▸ EXERCISE REQUIREMENTS
According to the article on the SkillsUSA service project below, who founded Veterans Making a Difference?

▸ EXTRACT
####

SkillsUSA students from Reading, Pa., learned valuable lessons about serving others when they connected with a local organization called “Veterans Making a Difference” for their annual community service project.

Founded by Doug and Liz Graybill, Veterans Making a Difference offers “hand-ups” to area veterans in need. With the help of an army of volunteers, the organization delivers everything from food to sleeping bags while also taking the time to simply provide encouragement, a kind word and an attentive ear.

Veterans Making a Difference founders Doug and Liz Graybill. Photo provided by Reading-Muhlenberg Career and Technology Center.

During a September brainstorming session designed to choose a service project for the year, SkillsUSA students at Reading-Muhlenberg Career and Technology Center (RMCTC) landed on Veterans Making a Difference as their first choice. Three students — Barbara Acevedo, Amelia Taveras and Mia Perez — stepped up to take the lead, and the planning began.

####

▸ GIVEN MATERIAL

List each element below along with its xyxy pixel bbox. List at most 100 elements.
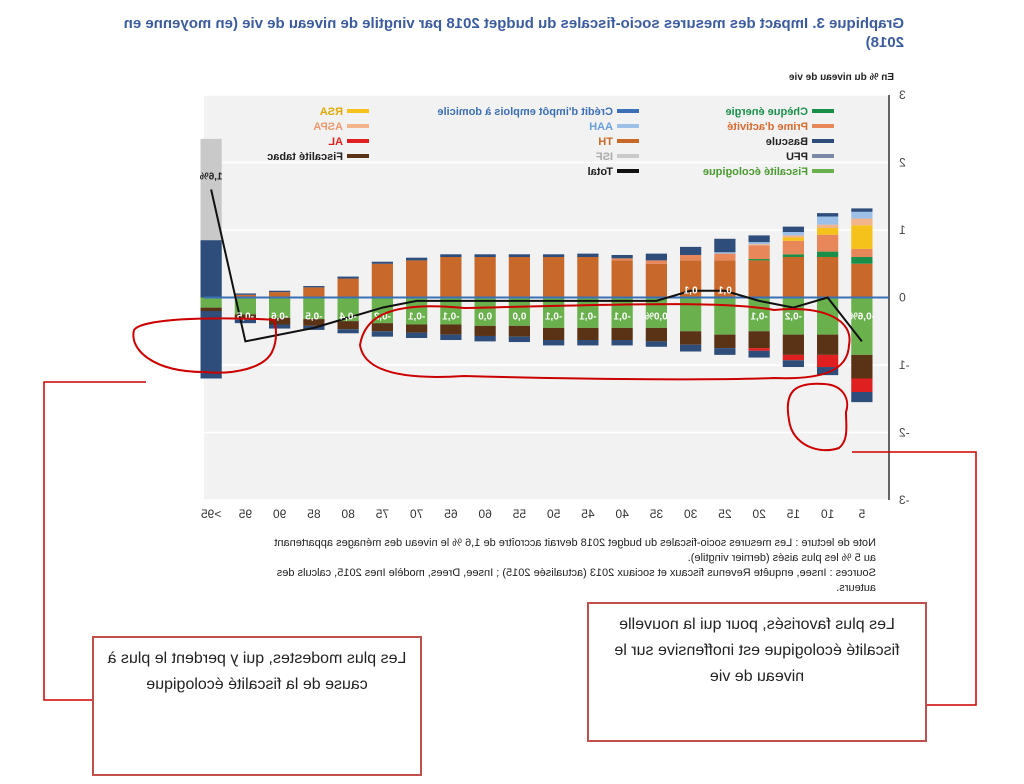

####

▸ FINAL RESULT
Doug and Liz Graybill